Send back the entries below exactly as they appear.

────────────────────────────────────────

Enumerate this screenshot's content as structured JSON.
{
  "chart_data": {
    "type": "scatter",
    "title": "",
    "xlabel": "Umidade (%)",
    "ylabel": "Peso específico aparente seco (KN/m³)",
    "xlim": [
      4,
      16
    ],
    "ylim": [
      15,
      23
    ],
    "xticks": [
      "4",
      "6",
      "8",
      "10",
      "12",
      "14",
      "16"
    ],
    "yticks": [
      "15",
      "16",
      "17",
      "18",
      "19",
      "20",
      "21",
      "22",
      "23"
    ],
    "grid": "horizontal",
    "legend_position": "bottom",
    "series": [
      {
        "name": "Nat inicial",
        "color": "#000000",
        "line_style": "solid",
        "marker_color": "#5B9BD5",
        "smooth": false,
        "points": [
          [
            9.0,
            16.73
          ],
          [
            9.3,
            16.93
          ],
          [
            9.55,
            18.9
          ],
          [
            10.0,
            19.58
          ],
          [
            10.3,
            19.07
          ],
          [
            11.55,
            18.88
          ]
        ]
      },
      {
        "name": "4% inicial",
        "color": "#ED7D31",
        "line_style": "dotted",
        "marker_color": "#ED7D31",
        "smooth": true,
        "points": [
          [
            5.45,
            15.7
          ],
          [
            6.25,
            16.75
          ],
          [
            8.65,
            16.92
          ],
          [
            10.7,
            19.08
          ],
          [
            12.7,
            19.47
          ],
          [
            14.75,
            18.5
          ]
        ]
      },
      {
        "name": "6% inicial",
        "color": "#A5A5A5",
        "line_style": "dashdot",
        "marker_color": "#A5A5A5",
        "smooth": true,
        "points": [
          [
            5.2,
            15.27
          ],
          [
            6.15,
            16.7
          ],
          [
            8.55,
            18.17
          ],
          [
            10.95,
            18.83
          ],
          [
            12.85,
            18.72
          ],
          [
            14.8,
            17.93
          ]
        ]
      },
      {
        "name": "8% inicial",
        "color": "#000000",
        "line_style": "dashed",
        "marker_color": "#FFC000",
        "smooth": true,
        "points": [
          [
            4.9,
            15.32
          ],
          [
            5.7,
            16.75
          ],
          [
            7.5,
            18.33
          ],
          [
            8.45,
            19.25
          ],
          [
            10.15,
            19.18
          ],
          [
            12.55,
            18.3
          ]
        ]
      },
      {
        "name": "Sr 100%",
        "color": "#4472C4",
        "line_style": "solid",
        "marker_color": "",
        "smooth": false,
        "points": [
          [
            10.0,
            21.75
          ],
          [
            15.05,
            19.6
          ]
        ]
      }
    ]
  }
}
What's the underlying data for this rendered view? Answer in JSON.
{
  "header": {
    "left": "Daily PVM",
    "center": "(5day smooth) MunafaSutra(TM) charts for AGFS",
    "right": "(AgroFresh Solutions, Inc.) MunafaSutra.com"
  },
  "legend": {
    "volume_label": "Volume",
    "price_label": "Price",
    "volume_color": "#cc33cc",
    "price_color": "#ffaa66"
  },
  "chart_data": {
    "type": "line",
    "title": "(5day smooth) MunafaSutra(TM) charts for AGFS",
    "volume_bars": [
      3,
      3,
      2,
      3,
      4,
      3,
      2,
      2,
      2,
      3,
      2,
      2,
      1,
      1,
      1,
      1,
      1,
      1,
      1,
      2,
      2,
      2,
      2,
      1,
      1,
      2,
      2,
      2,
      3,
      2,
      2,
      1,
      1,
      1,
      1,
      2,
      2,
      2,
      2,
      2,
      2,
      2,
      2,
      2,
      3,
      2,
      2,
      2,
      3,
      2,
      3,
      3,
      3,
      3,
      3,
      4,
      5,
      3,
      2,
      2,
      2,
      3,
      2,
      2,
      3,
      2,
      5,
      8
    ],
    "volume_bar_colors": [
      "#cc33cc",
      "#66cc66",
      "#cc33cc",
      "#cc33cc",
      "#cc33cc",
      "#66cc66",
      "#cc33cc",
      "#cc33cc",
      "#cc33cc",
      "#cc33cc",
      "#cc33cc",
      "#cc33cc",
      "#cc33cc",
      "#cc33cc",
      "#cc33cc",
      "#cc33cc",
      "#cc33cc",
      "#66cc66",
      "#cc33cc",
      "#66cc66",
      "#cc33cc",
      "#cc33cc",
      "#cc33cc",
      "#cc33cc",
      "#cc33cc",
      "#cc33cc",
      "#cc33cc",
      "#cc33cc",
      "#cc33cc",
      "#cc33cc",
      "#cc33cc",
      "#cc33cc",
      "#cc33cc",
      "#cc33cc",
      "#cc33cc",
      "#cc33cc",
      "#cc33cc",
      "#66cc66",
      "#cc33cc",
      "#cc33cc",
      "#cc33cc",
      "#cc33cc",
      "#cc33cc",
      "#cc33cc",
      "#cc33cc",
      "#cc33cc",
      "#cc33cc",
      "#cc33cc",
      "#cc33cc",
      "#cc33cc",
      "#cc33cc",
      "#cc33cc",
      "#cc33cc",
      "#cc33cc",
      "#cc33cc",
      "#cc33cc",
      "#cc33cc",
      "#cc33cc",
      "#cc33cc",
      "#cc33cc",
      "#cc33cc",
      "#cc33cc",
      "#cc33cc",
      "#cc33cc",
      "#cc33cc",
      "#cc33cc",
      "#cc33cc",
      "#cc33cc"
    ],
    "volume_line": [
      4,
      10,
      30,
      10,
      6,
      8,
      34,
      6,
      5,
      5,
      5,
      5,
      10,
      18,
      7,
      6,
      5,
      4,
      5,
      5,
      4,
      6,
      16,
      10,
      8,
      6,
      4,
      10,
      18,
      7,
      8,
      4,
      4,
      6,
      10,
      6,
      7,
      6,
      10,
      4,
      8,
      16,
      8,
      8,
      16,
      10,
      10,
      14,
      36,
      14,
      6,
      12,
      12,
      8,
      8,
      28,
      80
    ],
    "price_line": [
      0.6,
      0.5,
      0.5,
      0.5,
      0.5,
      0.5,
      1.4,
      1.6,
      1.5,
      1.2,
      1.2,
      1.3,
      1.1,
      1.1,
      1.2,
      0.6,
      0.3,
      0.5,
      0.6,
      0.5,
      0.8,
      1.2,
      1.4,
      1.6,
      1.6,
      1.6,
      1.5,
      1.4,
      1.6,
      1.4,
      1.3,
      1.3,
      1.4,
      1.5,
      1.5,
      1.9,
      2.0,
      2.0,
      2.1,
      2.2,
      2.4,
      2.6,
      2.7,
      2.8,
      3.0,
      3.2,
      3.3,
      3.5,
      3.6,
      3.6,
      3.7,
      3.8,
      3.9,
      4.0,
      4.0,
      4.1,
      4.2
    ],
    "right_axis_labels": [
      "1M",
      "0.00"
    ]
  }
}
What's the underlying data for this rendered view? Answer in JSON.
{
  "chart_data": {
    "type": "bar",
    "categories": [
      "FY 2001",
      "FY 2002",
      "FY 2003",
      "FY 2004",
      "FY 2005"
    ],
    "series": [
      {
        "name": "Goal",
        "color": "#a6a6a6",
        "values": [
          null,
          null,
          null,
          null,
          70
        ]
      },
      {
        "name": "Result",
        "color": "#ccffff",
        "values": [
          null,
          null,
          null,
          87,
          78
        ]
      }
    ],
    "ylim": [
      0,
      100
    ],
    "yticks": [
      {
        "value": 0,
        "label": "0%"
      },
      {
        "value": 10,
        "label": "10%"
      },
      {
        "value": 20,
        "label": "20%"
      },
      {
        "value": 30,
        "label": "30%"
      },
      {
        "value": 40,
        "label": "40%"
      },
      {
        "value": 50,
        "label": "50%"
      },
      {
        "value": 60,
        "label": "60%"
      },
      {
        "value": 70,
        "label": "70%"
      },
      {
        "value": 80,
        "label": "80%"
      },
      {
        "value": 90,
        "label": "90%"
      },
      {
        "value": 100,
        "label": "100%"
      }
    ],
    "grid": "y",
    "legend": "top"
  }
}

────────────────────────────────────────

▸ **Result of the task**
Enumerate this screenshot's content as structured JSON.
{
  "chart_data": {
    "type": "scatter",
    "title": "",
    "xlabel": "Umidade (%)",
    "ylabel": "Peso específico aparente seco (KN/m³)",
    "xlim": [
      4,
      16
    ],
    "ylim": [
      15,
      23
    ],
    "xticks": [
      "4",
      "6",
      "8",
      "10",
      "12",
      "14",
      "16"
    ],
    "yticks": [
      "15",
      "16",
      "17",
      "18",
      "19",
      "20",
      "21",
      "22",
      "23"
    ],
    "grid": "horizontal",
    "legend_position": "bottom",
    "series": [
      {
        "name": "Nat inicial",
        "color": "#000000",
        "line_style": "solid",
        "marker_color": "#5B9BD5",
        "smooth": false,
        "points": [
          [
            9.0,
            16.73
          ],
          [
            9.3,
            16.93
          ],
          [
            9.55,
            18.9
          ],
          [
            10.0,
            19.58
          ],
          [
            10.3,
            19.07
          ],
          [
            11.55,
            18.88
          ]
        ]
      },
      {
        "name": "4% inicial",
        "color": "#ED7D31",
        "line_style": "dotted",
        "marker_color": "#ED7D31",
        "smooth": true,
        "points": [
          [
            5.45,
            15.7
          ],
          [
            6.25,
            16.75
          ],
          [
            8.65,
            16.92
          ],
          [
            10.7,
            19.08
          ],
          [
            12.7,
            19.47
          ],
          [
            14.75,
            18.5
          ]
        ]
      },
      {
        "name": "6% inicial",
        "color": "#A5A5A5",
        "line_style": "dashdot",
        "marker_color": "#A5A5A5",
        "smooth": true,
        "points": [
          [
            5.2,
            15.27
          ],
          [
            6.15,
            16.7
          ],
          [
            8.55,
            18.17
          ],
          [
            10.95,
            18.83
          ],
          [
            12.85,
            18.72
          ],
          [
            14.8,
            17.93
          ]
        ]
      },
      {
        "name": "8% inicial",
        "color": "#000000",
        "line_style": "dashed",
        "marker_color": "#FFC000",
        "smooth": true,
        "points": [
          [
            4.9,
            15.32
          ],
          [
            5.7,
            16.75
          ],
          [
            7.5,
            18.33
          ],
          [
            8.45,
            19.25
          ],
          [
            10.15,
            19.18
          ],
          [
            12.55,
            18.3
          ]
        ]
      },
      {
        "name": "Sr 100%",
        "color": "#4472C4",
        "line_style": "solid",
        "marker_color": "",
        "smooth": false,
        "points": [
          [
            10.0,
            21.75
          ],
          [
            15.05,
            19.6
          ]
        ]
      }
    ]
  }
}
What's the underlying data for this rendered view? Answer in JSON.
{
  "header": {
    "left": "Daily PVM",
    "center": "(5day smooth) MunafaSutra(TM) charts for AGFS",
    "right": "(AgroFresh Solutions, Inc.) MunafaSutra.com"
  },
  "legend": {
    "volume_label": "Volume",
    "price_label": "Price",
    "volume_color": "#cc33cc",
    "price_color": "#ffaa66"
  },
  "chart_data": {
    "type": "line",
    "title": "(5day smooth) MunafaSutra(TM) charts for AGFS",
    "volume_bars": [
      3,
      3,
      2,
      3,
      4,
      3,
      2,
      2,
      2,
      3,
      2,
      2,
      1,
      1,
      1,
      1,
      1,
      1,
      1,
      2,
      2,
      2,
      2,
      1,
      1,
      2,
      2,
      2,
      3,
      2,
      2,
      1,
      1,
      1,
      1,
      2,
      2,
      2,
      2,
      2,
      2,
      2,
      2,
      2,
      3,
      2,
      2,
      2,
      3,
      2,
      3,
      3,
      3,
      3,
      3,
      4,
      5,
      3,
      2,
      2,
      2,
      3,
      2,
      2,
      3,
      2,
      5,
      8
    ],
    "volume_bar_colors": [
      "#cc33cc",
      "#66cc66",
      "#cc33cc",
      "#cc33cc",
      "#cc33cc",
      "#66cc66",
      "#cc33cc",
      "#cc33cc",
      "#cc33cc",
      "#cc33cc",
      "#cc33cc",
      "#cc33cc",
      "#cc33cc",
      "#cc33cc",
      "#cc33cc",
      "#cc33cc",
      "#cc33cc",
      "#66cc66",
      "#cc33cc",
      "#66cc66",
      "#cc33cc",
      "#cc33cc",
      "#cc33cc",
      "#cc33cc",
      "#cc33cc",
      "#cc33cc",
      "#cc33cc",
      "#cc33cc",
      "#cc33cc",
      "#cc33cc",
      "#cc33cc",
      "#cc33cc",
      "#cc33cc",
      "#cc33cc",
      "#cc33cc",
      "#cc33cc",
      "#cc33cc",
      "#66cc66",
      "#cc33cc",
      "#cc33cc",
      "#cc33cc",
      "#cc33cc",
      "#cc33cc",
      "#cc33cc",
      "#cc33cc",
      "#cc33cc",
      "#cc33cc",
      "#cc33cc",
      "#cc33cc",
      "#cc33cc",
      "#cc33cc",
      "#cc33cc",
      "#cc33cc",
      "#cc33cc",
      "#cc33cc",
      "#cc33cc",
      "#cc33cc",
      "#cc33cc",
      "#cc33cc",
      "#cc33cc",
      "#cc33cc",
      "#cc33cc",
      "#cc33cc",
      "#cc33cc",
      "#cc33cc",
      "#cc33cc",
      "#cc33cc",
      "#cc33cc"
    ],
    "volume_line": [
      4,
      10,
      30,
      10,
      6,
      8,
      34,
      6,
      5,
      5,
      5,
      5,
      10,
      18,
      7,
      6,
      5,
      4,
      5,
      5,
      4,
      6,
      16,
      10,
      8,
      6,
      4,
      10,
      18,
      7,
      8,
      4,
      4,
      6,
      10,
      6,
      7,
      6,
      10,
      4,
      8,
      16,
      8,
      8,
      16,
      10,
      10,
      14,
      36,
      14,
      6,
      12,
      12,
      8,
      8,
      28,
      80
    ],
    "price_line": [
      0.6,
      0.5,
      0.5,
      0.5,
      0.5,
      0.5,
      1.4,
      1.6,
      1.5,
      1.2,
      1.2,
      1.3,
      1.1,
      1.1,
      1.2,
      0.6,
      0.3,
      0.5,
      0.6,
      0.5,
      0.8,
      1.2,
      1.4,
      1.6,
      1.6,
      1.6,
      1.5,
      1.4,
      1.6,
      1.4,
      1.3,
      1.3,
      1.4,
      1.5,
      1.5,
      1.9,
      2.0,
      2.0,
      2.1,
      2.2,
      2.4,
      2.6,
      2.7,
      2.8,
      3.0,
      3.2,
      3.3,
      3.5,
      3.6,
      3.6,
      3.7,
      3.8,
      3.9,
      4.0,
      4.0,
      4.1,
      4.2
    ],
    "right_axis_labels": [
      "1M",
      "0.00"
    ]
  }
}
What's the underlying data for this rendered view? Answer in JSON.
{
  "chart_data": {
    "type": "bar",
    "categories": [
      "FY 2001",
      "FY 2002",
      "FY 2003",
      "FY 2004",
      "FY 2005"
    ],
    "series": [
      {
        "name": "Goal",
        "color": "#a6a6a6",
        "values": [
          null,
          null,
          null,
          null,
          70
        ]
      },
      {
        "name": "Result",
        "color": "#ccffff",
        "values": [
          null,
          null,
          null,
          87,
          78
        ]
      }
    ],
    "ylim": [
      0,
      100
    ],
    "yticks": [
      {
        "value": 0,
        "label": "0%"
      },
      {
        "value": 10,
        "label": "10%"
      },
      {
        "value": 20,
        "label": "20%"
      },
      {
        "value": 30,
        "label": "30%"
      },
      {
        "value": 40,
        "label": "40%"
      },
      {
        "value": 50,
        "label": "50%"
      },
      {
        "value": 60,
        "label": "60%"
      },
      {
        "value": 70,
        "label": "70%"
      },
      {
        "value": 80,
        "label": "80%"
      },
      {
        "value": 90,
        "label": "90%"
      },
      {
        "value": 100,
        "label": "100%"
      }
    ],
    "grid": "y",
    "legend": "top"
  }
}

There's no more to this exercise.